Brief
Lines holding the string "Velocidad" are the ones to copy; find them all in the data.

Data extracted from a collection
● ● ● ● ● ● ●

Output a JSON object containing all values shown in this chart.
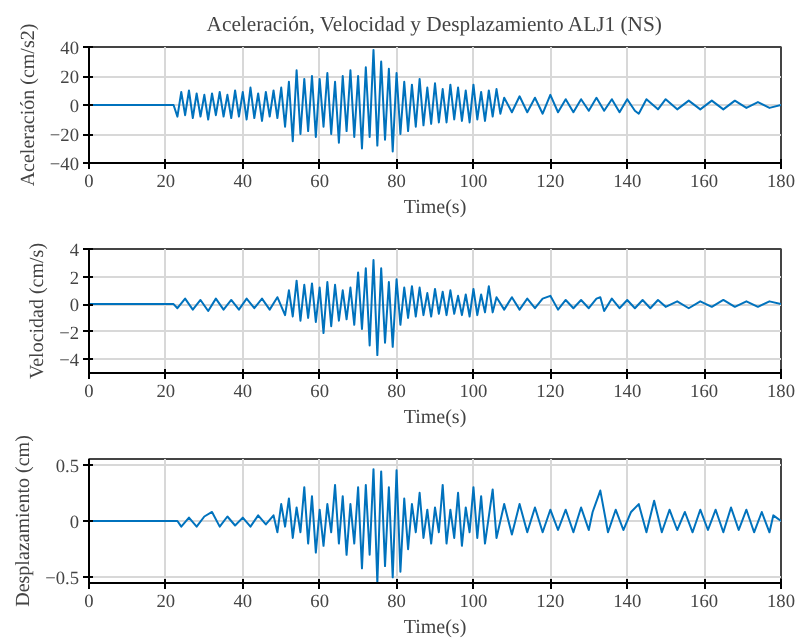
{
  "chart_data": [
    {
      "type": "line",
      "title": "Aceleración, Velocidad y Desplazamiento ALJ1 (NS)",
      "xlabel": "Time(s)",
      "ylabel": "Aceleración (cm/s2)",
      "xlim": [
        0,
        180
      ],
      "xticks": [
        0,
        20,
        40,
        60,
        80,
        100,
        120,
        140,
        160,
        180
      ],
      "ylim": [
        -40,
        40
      ],
      "yticks": [
        -40,
        -20,
        0,
        20,
        40
      ],
      "grid": true,
      "line_style": "solid",
      "series": [
        {
          "color": "#0072bd",
          "x": [
            0,
            22,
            23,
            24,
            25,
            26,
            27,
            28,
            29,
            30,
            31,
            32,
            33,
            34,
            35,
            36,
            37,
            38,
            39,
            40,
            41,
            42,
            43,
            44,
            45,
            46,
            47,
            48,
            49,
            50,
            51,
            52,
            53,
            54,
            55,
            56,
            57,
            58,
            59,
            60,
            61,
            62,
            63,
            64,
            65,
            66,
            67,
            68,
            69,
            70,
            71,
            72,
            73,
            74,
            75,
            76,
            77,
            78,
            79,
            80,
            81,
            82,
            83,
            84,
            85,
            86,
            87,
            88,
            89,
            90,
            91,
            92,
            93,
            94,
            95,
            96,
            97,
            98,
            99,
            100,
            101,
            102,
            103,
            104,
            105,
            106,
            107,
            108,
            110,
            112,
            114,
            116,
            118,
            120,
            122,
            124,
            126,
            128,
            130,
            132,
            134,
            136,
            138,
            140,
            142,
            143,
            145,
            148,
            150,
            153,
            156,
            159,
            162,
            165,
            168,
            171,
            174,
            177,
            180
          ],
          "values": [
            0,
            0,
            -8,
            9,
            -7,
            10,
            -9,
            8,
            -8,
            7,
            -10,
            8,
            -7,
            9,
            -8,
            7,
            -9,
            10,
            -8,
            9,
            -10,
            12,
            -9,
            8,
            -11,
            9,
            -8,
            10,
            -9,
            12,
            -15,
            16,
            -25,
            24,
            -20,
            18,
            -18,
            20,
            -22,
            18,
            -15,
            22,
            -20,
            16,
            -26,
            20,
            -18,
            24,
            -22,
            20,
            -30,
            26,
            -22,
            38,
            -28,
            30,
            -24,
            25,
            -32,
            22,
            -20,
            16,
            -18,
            14,
            -15,
            18,
            -14,
            12,
            -13,
            15,
            -12,
            11,
            -12,
            14,
            -10,
            12,
            -11,
            10,
            -12,
            14,
            -10,
            9,
            -11,
            10,
            -8,
            11,
            -6,
            5,
            -5,
            6,
            -5,
            5,
            -6,
            7,
            -5,
            4,
            -5,
            4,
            -4,
            5,
            -4,
            4,
            -5,
            4,
            -4,
            -6,
            4,
            -3,
            4,
            -3,
            3,
            -3,
            3,
            -3,
            3,
            -2,
            2,
            -2,
            0
          ]
        }
      ]
    },
    {
      "type": "line",
      "xlabel": "Time(s)",
      "ylabel": "Velocidad (cm/s)",
      "xlim": [
        0,
        180
      ],
      "xticks": [
        0,
        20,
        40,
        60,
        80,
        100,
        120,
        140,
        160,
        180
      ],
      "ylim": [
        -5,
        4
      ],
      "yticks": [
        -4,
        -2,
        0,
        2,
        4
      ],
      "grid": true,
      "line_style": "solid",
      "series": [
        {
          "color": "#0072bd",
          "x": [
            0,
            22,
            23,
            25,
            27,
            29,
            31,
            33,
            35,
            37,
            39,
            41,
            43,
            45,
            47,
            49,
            51,
            52,
            53,
            54,
            55,
            56,
            57,
            58,
            59,
            60,
            61,
            62,
            63,
            64,
            65,
            66,
            67,
            68,
            69,
            70,
            71,
            72,
            73,
            74,
            75,
            76,
            77,
            78,
            79,
            80,
            81,
            82,
            83,
            84,
            85,
            86,
            87,
            88,
            89,
            90,
            91,
            92,
            93,
            94,
            95,
            96,
            97,
            98,
            99,
            100,
            101,
            102,
            103,
            104,
            105,
            106,
            108,
            110,
            112,
            114,
            116,
            118,
            120,
            122,
            124,
            126,
            128,
            130,
            132,
            133,
            134,
            136,
            138,
            140,
            142,
            144,
            146,
            148,
            150,
            153,
            156,
            159,
            162,
            165,
            168,
            171,
            174,
            177,
            180
          ],
          "values": [
            0,
            0,
            -0.3,
            0.4,
            -0.4,
            0.3,
            -0.5,
            0.4,
            -0.4,
            0.3,
            -0.4,
            0.4,
            -0.3,
            0.4,
            -0.4,
            0.5,
            -0.8,
            1.0,
            -0.9,
            1.7,
            -1.2,
            1.4,
            -1.0,
            1.5,
            -1.3,
            1.2,
            -2.1,
            1.6,
            -1.6,
            1.4,
            -1.2,
            1.0,
            -1.1,
            1.2,
            -1.5,
            2.3,
            -1.8,
            2.6,
            -3.0,
            3.2,
            -3.7,
            2.6,
            -2.8,
            1.6,
            -3.1,
            1.8,
            -1.5,
            1.2,
            -1.0,
            1.3,
            -0.9,
            1.2,
            -0.8,
            0.8,
            -0.9,
            1.1,
            -0.7,
            0.9,
            -0.8,
            1.0,
            -0.7,
            0.6,
            -0.8,
            0.7,
            -0.9,
            1.1,
            -0.8,
            0.7,
            -0.6,
            1.3,
            -0.6,
            0.5,
            -0.4,
            0.5,
            -0.4,
            0.4,
            -0.3,
            0.4,
            0.6,
            -0.4,
            0.3,
            -0.3,
            0.3,
            -0.3,
            0.4,
            0.5,
            -0.5,
            0.4,
            -0.3,
            0.3,
            -0.3,
            0.3,
            -0.3,
            0.3,
            -0.2,
            0.2,
            -0.3,
            0.2,
            -0.2,
            0.3,
            -0.2,
            0.2,
            -0.2,
            0.2,
            0
          ]
        }
      ]
    },
    {
      "type": "line",
      "xlabel": "Time(s)",
      "ylabel": "Desplazamiento (cm)",
      "xlim": [
        0,
        180
      ],
      "xticks": [
        0,
        20,
        40,
        60,
        80,
        100,
        120,
        140,
        160,
        180
      ],
      "ylim": [
        -0.55,
        0.55
      ],
      "yticks": [
        -0.5,
        0,
        0.5
      ],
      "grid": true,
      "line_style": "solid",
      "series": [
        {
          "color": "#0072bd",
          "x": [
            0,
            23,
            24,
            26,
            28,
            30,
            32,
            34,
            36,
            38,
            40,
            42,
            44,
            46,
            48,
            49,
            50,
            51,
            52,
            53,
            54,
            55,
            56,
            57,
            58,
            59,
            60,
            61,
            62,
            63,
            64,
            65,
            66,
            67,
            68,
            69,
            70,
            71,
            72,
            73,
            74,
            75,
            76,
            77,
            78,
            79,
            80,
            81,
            82,
            83,
            84,
            85,
            86,
            87,
            88,
            89,
            90,
            91,
            92,
            93,
            94,
            95,
            96,
            97,
            98,
            99,
            100,
            101,
            102,
            103,
            105,
            106,
            108,
            110,
            112,
            114,
            116,
            118,
            120,
            122,
            124,
            126,
            128,
            130,
            131,
            133,
            135,
            137,
            139,
            141,
            143,
            145,
            147,
            149,
            151,
            153,
            155,
            157,
            159,
            161,
            163,
            165,
            167,
            169,
            171,
            173,
            175,
            177,
            178,
            180
          ],
          "values": [
            0,
            0,
            -0.05,
            0.03,
            -0.05,
            0.04,
            0.08,
            -0.05,
            0.04,
            -0.04,
            0.03,
            -0.05,
            0.05,
            -0.03,
            0.05,
            -0.1,
            0.15,
            -0.05,
            0.2,
            -0.15,
            0.12,
            -0.1,
            0.3,
            -0.2,
            0.22,
            -0.28,
            0.1,
            -0.22,
            0.15,
            -0.1,
            0.32,
            -0.2,
            0.22,
            -0.3,
            0.15,
            -0.2,
            0.3,
            -0.42,
            0.32,
            -0.3,
            0.46,
            -0.55,
            0.44,
            -0.4,
            0.3,
            -0.5,
            0.45,
            -0.45,
            0.2,
            -0.25,
            0.15,
            -0.1,
            0.25,
            -0.15,
            0.1,
            -0.2,
            0.12,
            -0.1,
            0.32,
            -0.2,
            0.1,
            -0.15,
            0.25,
            -0.22,
            0.12,
            -0.1,
            0.3,
            -0.15,
            0.22,
            -0.2,
            0.28,
            -0.15,
            0.15,
            -0.12,
            0.15,
            -0.1,
            0.12,
            -0.1,
            0.1,
            -0.08,
            0.1,
            -0.1,
            0.12,
            -0.08,
            0.08,
            0.27,
            -0.1,
            0.1,
            -0.08,
            0.08,
            0.15,
            -0.1,
            0.18,
            -0.1,
            0.1,
            -0.08,
            0.08,
            -0.1,
            0.1,
            -0.08,
            0.1,
            -0.1,
            0.12,
            -0.08,
            0.1,
            -0.1,
            0.08,
            -0.1,
            0.05,
            0
          ]
        }
      ]
    }
  ]
}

● ● ● ● ● ● ●

Written answer
      "title": "Aceleración, Velocidad y Desplazamiento ALJ1 (NS)",
      "ylabel": "Velocidad (cm/s)",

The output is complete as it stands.